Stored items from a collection
# # # #
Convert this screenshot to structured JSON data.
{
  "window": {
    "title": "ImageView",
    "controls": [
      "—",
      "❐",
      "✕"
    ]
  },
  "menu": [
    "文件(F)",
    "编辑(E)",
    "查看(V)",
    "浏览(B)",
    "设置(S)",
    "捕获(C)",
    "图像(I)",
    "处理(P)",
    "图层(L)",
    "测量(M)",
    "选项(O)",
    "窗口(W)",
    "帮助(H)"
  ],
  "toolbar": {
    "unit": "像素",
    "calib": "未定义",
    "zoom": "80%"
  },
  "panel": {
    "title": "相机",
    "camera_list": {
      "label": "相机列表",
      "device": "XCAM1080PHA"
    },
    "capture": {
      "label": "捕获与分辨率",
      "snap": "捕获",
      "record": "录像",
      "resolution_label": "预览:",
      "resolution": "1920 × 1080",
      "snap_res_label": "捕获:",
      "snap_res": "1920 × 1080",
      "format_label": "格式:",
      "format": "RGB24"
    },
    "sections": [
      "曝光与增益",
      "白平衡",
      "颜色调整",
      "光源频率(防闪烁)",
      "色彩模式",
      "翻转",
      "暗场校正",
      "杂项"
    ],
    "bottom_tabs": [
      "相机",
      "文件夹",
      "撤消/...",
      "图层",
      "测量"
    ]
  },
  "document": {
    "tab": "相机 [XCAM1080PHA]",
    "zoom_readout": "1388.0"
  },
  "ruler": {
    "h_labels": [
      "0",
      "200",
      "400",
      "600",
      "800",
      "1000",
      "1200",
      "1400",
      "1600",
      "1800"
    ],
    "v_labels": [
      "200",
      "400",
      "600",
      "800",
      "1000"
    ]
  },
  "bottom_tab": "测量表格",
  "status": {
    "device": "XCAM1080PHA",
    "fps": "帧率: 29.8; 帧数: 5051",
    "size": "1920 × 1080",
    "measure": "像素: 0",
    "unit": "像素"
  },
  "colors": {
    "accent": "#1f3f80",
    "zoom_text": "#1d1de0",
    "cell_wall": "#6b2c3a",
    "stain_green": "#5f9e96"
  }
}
# # # #
Task instructions: Print all of the entries again, exactly as written.

Reply:
Convert this screenshot to structured JSON data.
{
  "window": {
    "title": "ImageView",
    "controls": [
      "—",
      "❐",
      "✕"
    ]
  },
  "menu": [
    "文件(F)",
    "编辑(E)",
    "查看(V)",
    "浏览(B)",
    "设置(S)",
    "捕获(C)",
    "图像(I)",
    "处理(P)",
    "图层(L)",
    "测量(M)",
    "选项(O)",
    "窗口(W)",
    "帮助(H)"
  ],
  "toolbar": {
    "unit": "像素",
    "calib": "未定义",
    "zoom": "80%"
  },
  "panel": {
    "title": "相机",
    "camera_list": {
      "label": "相机列表",
      "device": "XCAM1080PHA"
    },
    "capture": {
      "label": "捕获与分辨率",
      "snap": "捕获",
      "record": "录像",
      "resolution_label": "预览:",
      "resolution": "1920 × 1080",
      "snap_res_label": "捕获:",
      "snap_res": "1920 × 1080",
      "format_label": "格式:",
      "format": "RGB24"
    },
    "sections": [
      "曝光与增益",
      "白平衡",
      "颜色调整",
      "光源频率(防闪烁)",
      "色彩模式",
      "翻转",
      "暗场校正",
      "杂项"
    ],
    "bottom_tabs": [
      "相机",
      "文件夹",
      "撤消/...",
      "图层",
      "测量"
    ]
  },
  "document": {
    "tab": "相机 [XCAM1080PHA]",
    "zoom_readout": "1388.0"
  },
  "ruler": {
    "h_labels": [
      "0",
      "200",
      "400",
      "600",
      "800",
      "1000",
      "1200",
      "1400",
      "1600",
      "1800"
    ],
    "v_labels": [
      "200",
      "400",
      "600",
      "800",
      "1000"
    ]
  },
  "bottom_tab": "测量表格",
  "status": {
    "device": "XCAM1080PHA",
    "fps": "帧率: 29.8; 帧数: 5051",
    "size": "1920 × 1080",
    "measure": "像素: 0",
    "unit": "像素"
  },
  "colors": {
    "accent": "#1f3f80",
    "zoom_text": "#1d1de0",
    "cell_wall": "#6b2c3a",
    "stain_green": "#5f9e96"
  }
}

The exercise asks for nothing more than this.